[Chart and figure data]

***

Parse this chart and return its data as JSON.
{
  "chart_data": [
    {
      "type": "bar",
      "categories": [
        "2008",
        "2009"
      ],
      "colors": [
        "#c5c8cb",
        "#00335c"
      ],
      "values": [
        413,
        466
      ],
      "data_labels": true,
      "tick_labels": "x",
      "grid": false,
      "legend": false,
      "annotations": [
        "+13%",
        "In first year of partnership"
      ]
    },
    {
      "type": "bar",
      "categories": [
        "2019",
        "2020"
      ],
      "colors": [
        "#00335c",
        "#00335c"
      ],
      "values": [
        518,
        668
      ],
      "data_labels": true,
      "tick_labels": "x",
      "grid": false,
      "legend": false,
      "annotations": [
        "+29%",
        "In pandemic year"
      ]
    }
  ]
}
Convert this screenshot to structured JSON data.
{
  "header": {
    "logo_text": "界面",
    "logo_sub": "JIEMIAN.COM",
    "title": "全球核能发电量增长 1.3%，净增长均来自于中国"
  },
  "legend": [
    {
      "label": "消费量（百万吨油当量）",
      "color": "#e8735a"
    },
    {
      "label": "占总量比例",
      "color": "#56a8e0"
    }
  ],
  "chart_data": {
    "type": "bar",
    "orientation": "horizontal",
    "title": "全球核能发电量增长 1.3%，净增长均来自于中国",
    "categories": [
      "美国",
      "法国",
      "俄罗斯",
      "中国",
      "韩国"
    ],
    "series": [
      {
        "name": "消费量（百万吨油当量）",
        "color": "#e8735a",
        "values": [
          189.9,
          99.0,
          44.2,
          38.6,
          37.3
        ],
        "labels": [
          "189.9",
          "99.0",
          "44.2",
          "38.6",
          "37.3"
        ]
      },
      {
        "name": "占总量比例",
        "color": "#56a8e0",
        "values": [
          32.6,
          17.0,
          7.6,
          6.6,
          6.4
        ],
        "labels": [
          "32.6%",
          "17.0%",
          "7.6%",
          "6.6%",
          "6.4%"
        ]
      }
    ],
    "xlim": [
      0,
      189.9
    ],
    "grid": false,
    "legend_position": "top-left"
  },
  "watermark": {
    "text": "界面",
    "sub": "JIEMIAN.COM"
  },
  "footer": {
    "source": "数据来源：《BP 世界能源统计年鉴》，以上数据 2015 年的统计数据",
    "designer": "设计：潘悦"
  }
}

***

PROBLEM STATEMENT: In the material above, tally every line with the string "year" in it, then give that number alone.

SOLUTION FOR THIS TASK: 2